Task requirements:
Extract the entries in their exact form.

Start of Data extract

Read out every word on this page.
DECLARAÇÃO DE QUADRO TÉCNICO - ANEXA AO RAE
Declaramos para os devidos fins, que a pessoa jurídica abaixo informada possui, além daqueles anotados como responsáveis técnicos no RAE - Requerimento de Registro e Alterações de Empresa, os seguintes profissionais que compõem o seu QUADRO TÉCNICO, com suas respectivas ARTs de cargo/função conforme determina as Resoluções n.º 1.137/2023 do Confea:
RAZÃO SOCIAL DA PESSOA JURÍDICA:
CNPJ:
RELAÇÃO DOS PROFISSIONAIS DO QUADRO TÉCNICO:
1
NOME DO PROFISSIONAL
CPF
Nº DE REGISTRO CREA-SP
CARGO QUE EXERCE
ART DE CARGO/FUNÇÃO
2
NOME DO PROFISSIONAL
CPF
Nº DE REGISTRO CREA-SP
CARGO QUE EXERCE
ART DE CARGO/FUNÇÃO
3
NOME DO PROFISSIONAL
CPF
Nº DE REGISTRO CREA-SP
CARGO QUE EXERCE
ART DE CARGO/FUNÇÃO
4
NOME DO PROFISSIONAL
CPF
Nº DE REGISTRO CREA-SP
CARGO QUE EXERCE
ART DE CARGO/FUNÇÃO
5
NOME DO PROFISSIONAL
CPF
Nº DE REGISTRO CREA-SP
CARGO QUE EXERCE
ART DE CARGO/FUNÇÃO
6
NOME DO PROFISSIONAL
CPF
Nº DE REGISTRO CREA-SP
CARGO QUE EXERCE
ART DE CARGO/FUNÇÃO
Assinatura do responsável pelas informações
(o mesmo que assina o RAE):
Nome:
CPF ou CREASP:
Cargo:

End of Data extract

Exercise response:
Read out every word on this page.
DECLARAÇÃO DE QUADRO TÉCNICO - ANEXA AO RAE
Declaramos para os devidos fins, que a pessoa jurídica abaixo informada possui, além daqueles anotados como responsáveis técnicos no RAE - Requerimento de Registro e Alterações de Empresa, os seguintes profissionais que compõem o seu QUADRO TÉCNICO, com suas respectivas ARTs de cargo/função conforme determina as Resoluções n.º 1.137/2023 do Confea:
RAZÃO SOCIAL DA PESSOA JURÍDICA:
CNPJ:
RELAÇÃO DOS PROFISSIONAIS DO QUADRO TÉCNICO:
1
NOME DO PROFISSIONAL
CPF
Nº DE REGISTRO CREA-SP
CARGO QUE EXERCE
ART DE CARGO/FUNÇÃO
2
NOME DO PROFISSIONAL
CPF
Nº DE REGISTRO CREA-SP
CARGO QUE EXERCE
ART DE CARGO/FUNÇÃO
3
NOME DO PROFISSIONAL
CPF
Nº DE REGISTRO CREA-SP
CARGO QUE EXERCE
ART DE CARGO/FUNÇÃO
4
NOME DO PROFISSIONAL
CPF
Nº DE REGISTRO CREA-SP
CARGO QUE EXERCE
ART DE CARGO/FUNÇÃO
5
NOME DO PROFISSIONAL
CPF
Nº DE REGISTRO CREA-SP
CARGO QUE EXERCE
ART DE CARGO/FUNÇÃO
6
NOME DO PROFISSIONAL
CPF
Nº DE REGISTRO CREA-SP
CARGO QUE EXERCE
ART DE CARGO/FUNÇÃO
Assinatura do responsável pelas informações
(o mesmo que assina o RAE):
Nome:
CPF ou CREASP:
Cargo:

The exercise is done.